WHAT IS BEING ASKED →
Locate every line that holds the string "text" and copy it.

## Begin

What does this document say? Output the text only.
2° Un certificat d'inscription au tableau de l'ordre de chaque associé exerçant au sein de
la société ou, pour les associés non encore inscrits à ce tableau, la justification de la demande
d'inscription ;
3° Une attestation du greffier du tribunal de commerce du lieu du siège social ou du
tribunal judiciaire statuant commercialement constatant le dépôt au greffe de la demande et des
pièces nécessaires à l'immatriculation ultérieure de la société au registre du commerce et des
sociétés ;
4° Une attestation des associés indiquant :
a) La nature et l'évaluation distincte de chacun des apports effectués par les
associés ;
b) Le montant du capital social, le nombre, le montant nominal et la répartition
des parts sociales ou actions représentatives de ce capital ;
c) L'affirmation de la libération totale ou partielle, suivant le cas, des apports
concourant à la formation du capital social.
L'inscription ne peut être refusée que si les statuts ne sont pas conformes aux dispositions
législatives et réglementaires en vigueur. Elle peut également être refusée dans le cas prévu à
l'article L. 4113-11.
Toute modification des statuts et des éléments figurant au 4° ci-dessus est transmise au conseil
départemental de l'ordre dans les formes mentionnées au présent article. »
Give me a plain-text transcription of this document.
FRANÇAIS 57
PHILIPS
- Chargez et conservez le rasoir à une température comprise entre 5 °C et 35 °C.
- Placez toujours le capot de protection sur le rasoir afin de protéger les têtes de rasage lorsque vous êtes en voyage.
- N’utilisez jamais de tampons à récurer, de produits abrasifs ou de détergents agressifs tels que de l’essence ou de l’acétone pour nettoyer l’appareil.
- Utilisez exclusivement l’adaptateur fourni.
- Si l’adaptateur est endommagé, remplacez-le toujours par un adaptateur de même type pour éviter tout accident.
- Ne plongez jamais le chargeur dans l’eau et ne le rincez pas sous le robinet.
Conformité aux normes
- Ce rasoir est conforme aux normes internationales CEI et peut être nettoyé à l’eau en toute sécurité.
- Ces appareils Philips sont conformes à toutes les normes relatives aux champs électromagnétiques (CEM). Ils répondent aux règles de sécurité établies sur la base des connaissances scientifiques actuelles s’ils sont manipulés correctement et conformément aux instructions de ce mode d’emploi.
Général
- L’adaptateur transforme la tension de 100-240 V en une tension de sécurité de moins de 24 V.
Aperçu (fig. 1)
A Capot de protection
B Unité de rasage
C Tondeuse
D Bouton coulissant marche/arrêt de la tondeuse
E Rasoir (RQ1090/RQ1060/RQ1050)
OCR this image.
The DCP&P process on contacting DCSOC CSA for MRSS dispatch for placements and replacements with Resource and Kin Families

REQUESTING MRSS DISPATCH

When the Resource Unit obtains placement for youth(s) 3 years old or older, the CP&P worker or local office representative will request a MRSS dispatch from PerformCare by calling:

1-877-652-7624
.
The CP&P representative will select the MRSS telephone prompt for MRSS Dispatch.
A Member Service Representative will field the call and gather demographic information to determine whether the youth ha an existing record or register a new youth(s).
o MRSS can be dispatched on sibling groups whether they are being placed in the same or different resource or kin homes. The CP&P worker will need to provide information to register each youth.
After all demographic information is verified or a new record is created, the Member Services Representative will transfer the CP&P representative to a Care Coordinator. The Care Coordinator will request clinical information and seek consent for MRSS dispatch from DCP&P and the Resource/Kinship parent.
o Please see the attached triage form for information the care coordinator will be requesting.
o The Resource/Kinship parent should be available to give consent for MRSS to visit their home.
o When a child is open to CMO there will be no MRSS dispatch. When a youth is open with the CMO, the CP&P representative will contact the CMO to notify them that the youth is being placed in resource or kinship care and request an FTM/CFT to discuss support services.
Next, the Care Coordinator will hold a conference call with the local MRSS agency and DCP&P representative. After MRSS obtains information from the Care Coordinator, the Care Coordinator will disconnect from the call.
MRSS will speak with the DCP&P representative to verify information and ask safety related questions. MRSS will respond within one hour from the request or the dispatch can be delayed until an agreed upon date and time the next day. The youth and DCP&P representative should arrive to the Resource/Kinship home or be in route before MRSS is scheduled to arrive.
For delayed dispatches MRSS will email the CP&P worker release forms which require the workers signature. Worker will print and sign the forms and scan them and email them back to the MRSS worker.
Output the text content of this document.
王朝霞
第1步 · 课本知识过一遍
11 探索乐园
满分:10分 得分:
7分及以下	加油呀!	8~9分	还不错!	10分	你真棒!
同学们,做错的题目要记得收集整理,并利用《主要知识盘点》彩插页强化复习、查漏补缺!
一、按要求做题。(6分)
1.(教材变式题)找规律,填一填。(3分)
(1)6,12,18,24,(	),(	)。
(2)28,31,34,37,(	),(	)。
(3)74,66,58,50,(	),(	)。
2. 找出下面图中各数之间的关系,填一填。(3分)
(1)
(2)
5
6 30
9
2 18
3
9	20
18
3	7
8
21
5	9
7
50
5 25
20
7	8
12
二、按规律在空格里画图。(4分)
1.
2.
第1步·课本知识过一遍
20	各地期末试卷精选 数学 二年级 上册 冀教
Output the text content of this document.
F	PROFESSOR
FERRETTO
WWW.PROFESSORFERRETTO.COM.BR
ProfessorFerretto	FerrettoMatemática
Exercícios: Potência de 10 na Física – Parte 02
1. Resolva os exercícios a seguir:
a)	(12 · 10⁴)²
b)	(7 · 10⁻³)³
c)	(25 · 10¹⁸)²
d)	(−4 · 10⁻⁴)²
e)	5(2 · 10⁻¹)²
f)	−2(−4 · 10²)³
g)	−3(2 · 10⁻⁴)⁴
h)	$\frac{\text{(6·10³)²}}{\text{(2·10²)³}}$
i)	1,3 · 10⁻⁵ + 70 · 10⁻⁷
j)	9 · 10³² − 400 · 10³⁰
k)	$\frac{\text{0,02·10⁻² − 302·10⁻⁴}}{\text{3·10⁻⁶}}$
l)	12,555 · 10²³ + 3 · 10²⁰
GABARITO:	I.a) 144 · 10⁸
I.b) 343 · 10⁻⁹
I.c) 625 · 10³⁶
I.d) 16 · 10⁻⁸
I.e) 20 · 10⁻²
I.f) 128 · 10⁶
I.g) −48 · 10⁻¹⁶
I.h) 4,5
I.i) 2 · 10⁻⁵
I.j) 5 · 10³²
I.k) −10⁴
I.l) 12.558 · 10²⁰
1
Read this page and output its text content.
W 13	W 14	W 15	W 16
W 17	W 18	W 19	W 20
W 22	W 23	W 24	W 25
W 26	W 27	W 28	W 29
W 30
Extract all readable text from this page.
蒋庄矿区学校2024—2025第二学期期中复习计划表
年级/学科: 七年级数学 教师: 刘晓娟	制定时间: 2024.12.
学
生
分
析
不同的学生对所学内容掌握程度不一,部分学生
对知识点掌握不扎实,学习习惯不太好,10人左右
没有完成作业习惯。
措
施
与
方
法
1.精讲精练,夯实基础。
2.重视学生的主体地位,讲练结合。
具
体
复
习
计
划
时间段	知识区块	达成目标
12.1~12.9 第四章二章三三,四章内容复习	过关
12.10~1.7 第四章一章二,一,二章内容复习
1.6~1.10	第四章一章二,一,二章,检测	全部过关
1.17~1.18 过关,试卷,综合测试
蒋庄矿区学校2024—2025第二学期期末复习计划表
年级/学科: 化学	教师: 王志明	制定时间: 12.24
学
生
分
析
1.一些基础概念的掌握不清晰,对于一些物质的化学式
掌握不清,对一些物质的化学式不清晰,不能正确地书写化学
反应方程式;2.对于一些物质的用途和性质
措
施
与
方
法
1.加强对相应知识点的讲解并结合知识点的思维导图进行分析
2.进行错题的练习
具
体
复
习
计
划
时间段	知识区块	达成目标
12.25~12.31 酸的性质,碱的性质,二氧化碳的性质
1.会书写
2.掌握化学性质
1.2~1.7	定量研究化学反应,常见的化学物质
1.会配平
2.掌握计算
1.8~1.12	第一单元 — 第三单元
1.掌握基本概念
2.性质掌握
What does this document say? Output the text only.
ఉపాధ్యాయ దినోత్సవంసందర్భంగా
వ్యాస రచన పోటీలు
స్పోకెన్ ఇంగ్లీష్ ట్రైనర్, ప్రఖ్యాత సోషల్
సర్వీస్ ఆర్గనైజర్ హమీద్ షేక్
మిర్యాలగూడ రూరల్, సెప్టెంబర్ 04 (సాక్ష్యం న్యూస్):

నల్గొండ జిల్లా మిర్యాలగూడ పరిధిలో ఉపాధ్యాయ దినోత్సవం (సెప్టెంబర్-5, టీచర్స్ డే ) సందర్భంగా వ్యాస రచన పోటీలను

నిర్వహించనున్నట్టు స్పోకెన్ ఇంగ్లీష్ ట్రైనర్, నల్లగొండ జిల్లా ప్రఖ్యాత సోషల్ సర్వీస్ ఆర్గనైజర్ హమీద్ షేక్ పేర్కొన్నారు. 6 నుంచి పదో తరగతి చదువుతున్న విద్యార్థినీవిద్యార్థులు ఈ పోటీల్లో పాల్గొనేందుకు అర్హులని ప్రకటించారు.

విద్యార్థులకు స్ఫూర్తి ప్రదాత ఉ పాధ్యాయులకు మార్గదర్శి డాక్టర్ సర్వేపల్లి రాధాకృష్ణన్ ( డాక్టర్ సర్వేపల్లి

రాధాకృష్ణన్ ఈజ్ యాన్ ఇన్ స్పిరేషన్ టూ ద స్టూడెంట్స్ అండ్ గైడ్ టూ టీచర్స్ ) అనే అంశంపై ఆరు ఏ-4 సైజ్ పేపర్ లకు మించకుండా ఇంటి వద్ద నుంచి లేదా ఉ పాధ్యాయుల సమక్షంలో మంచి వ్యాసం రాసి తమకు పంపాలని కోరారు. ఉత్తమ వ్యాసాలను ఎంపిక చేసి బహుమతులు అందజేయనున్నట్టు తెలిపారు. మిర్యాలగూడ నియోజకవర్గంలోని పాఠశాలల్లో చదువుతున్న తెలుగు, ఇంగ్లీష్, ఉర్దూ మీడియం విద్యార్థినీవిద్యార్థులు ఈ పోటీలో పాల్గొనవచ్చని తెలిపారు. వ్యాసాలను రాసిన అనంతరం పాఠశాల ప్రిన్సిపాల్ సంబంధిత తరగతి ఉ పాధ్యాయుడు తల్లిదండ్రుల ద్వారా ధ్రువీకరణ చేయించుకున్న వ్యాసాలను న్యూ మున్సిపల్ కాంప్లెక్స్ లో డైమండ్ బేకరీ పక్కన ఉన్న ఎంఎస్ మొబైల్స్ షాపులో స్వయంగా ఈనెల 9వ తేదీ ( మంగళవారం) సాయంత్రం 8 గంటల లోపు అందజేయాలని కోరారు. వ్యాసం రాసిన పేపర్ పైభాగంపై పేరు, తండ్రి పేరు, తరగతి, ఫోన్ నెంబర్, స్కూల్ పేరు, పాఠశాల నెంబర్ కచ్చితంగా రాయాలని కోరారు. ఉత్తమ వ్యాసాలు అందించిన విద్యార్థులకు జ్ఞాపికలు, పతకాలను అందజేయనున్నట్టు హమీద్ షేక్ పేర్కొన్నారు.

## End

FULL SOLUTION →
What does this document say? Output the text only.
Give me a plain-text transcription of this document.
Output the text content of this document.
Output the text content of this document.
h)	$\frac{\text{(6·10³)²}}{\text{(2·10²)³}}$
k)	$\frac{\text{0,02·10⁻² − 302·10⁻⁴}}{\text{3·10⁻⁶}}$
Read this page and output its text content.
Extract all readable text from this page.
What does this document say? Output the text only.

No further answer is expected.